**DIRECTIONS**
Reproduce every line below verbatim, omitting the pictures.

**EXERCISE MATERIALS**
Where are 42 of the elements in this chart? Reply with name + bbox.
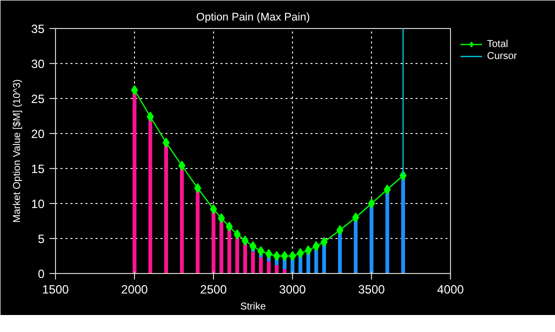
y-tick-label: 25 bbox=[31, 92, 45, 106]
point bbox=[234, 229, 241, 240]
y-tick-label: 30 bbox=[31, 57, 45, 71]
point bbox=[312, 241, 320, 252]
point bbox=[162, 138, 170, 148]
point bbox=[320, 237, 328, 247]
y-tick-label: 0 bbox=[38, 267, 45, 281]
point bbox=[194, 183, 202, 194]
x-tick-label: 2000 bbox=[121, 282, 148, 296]
point bbox=[336, 225, 344, 236]
point bbox=[242, 236, 249, 246]
x-tick-label: 3000 bbox=[279, 282, 306, 296]
point bbox=[296, 248, 304, 258]
x-tick-label: 1500 bbox=[42, 282, 70, 296]
point bbox=[257, 246, 264, 256]
y-tick-label: 10 bbox=[31, 197, 45, 211]
point bbox=[218, 213, 225, 224]
point bbox=[281, 251, 288, 261]
point bbox=[384, 184, 391, 194]
x-tick-label: 3500 bbox=[358, 282, 386, 296]
chart-title: Option Pain (Max Pain) bbox=[196, 12, 310, 24]
y-tick-label: 15 bbox=[31, 162, 45, 176]
point bbox=[273, 251, 280, 261]
legend-label: Total bbox=[487, 38, 508, 50]
point bbox=[178, 160, 186, 171]
x-tick-label: 2500 bbox=[200, 282, 228, 296]
point bbox=[265, 248, 272, 259]
bar bbox=[259, 257, 263, 274]
y-tick-label: 35 bbox=[31, 22, 45, 36]
point bbox=[368, 198, 375, 208]
point bbox=[352, 212, 360, 222]
y-axis-title: Market Option Value [$M] (10^3) bbox=[12, 79, 24, 223]
point bbox=[146, 112, 154, 122]
point bbox=[304, 245, 312, 256]
x-tick-label: 4000 bbox=[437, 282, 464, 296]
legend-label: Cursor bbox=[487, 50, 518, 62]
x-axis-title: Strike bbox=[240, 302, 266, 312]
y-tick-label: 5 bbox=[38, 232, 45, 246]
point bbox=[226, 222, 233, 232]
point bbox=[289, 251, 296, 261]
y-tick-label: 20 bbox=[31, 127, 45, 141]
bar bbox=[251, 252, 255, 274]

**RESPONSE FOR THIS EXERCISE**
Where are 42 of the elements in this chart? Reply with name + bbox.
y-tick-label: 25 bbox=[31, 92, 45, 106]
point bbox=[234, 229, 241, 240]
y-tick-label: 30 bbox=[31, 57, 45, 71]
point bbox=[312, 241, 320, 252]
point bbox=[162, 138, 170, 148]
point bbox=[320, 237, 328, 247]
y-tick-label: 0 bbox=[38, 267, 45, 281]
point bbox=[194, 183, 202, 194]
x-tick-label: 2000 bbox=[121, 282, 148, 296]
point bbox=[336, 225, 344, 236]
point bbox=[242, 236, 249, 246]
x-tick-label: 3000 bbox=[279, 282, 306, 296]
point bbox=[296, 248, 304, 258]
x-tick-label: 1500 bbox=[42, 282, 70, 296]
point bbox=[257, 246, 264, 256]
y-tick-label: 10 bbox=[31, 197, 45, 211]
point bbox=[218, 213, 225, 224]
point bbox=[281, 251, 288, 261]
point bbox=[384, 184, 391, 194]
x-tick-label: 3500 bbox=[358, 282, 386, 296]
chart-title: Option Pain (Max Pain) bbox=[196, 12, 310, 24]
y-tick-label: 15 bbox=[31, 162, 45, 176]
point bbox=[273, 251, 280, 261]
legend-label: Total bbox=[487, 38, 508, 50]
point bbox=[178, 160, 186, 171]
x-tick-label: 2500 bbox=[200, 282, 228, 296]
point bbox=[265, 248, 272, 259]
bar bbox=[259, 257, 263, 274]
y-tick-label: 35 bbox=[31, 22, 45, 36]
point bbox=[368, 198, 375, 208]
point bbox=[352, 212, 360, 222]
y-axis-title: Market Option Value [$M] (10^3) bbox=[12, 79, 24, 223]
point bbox=[146, 112, 154, 122]
point bbox=[304, 245, 312, 256]
x-tick-label: 4000 bbox=[437, 282, 464, 296]
legend-label: Cursor bbox=[487, 50, 518, 62]
x-axis-title: Strike bbox=[240, 302, 266, 312]
y-tick-label: 5 bbox=[38, 232, 45, 246]
point bbox=[226, 222, 233, 232]
point bbox=[289, 251, 296, 261]
y-tick-label: 20 bbox=[31, 127, 45, 141]
bar bbox=[251, 252, 255, 274]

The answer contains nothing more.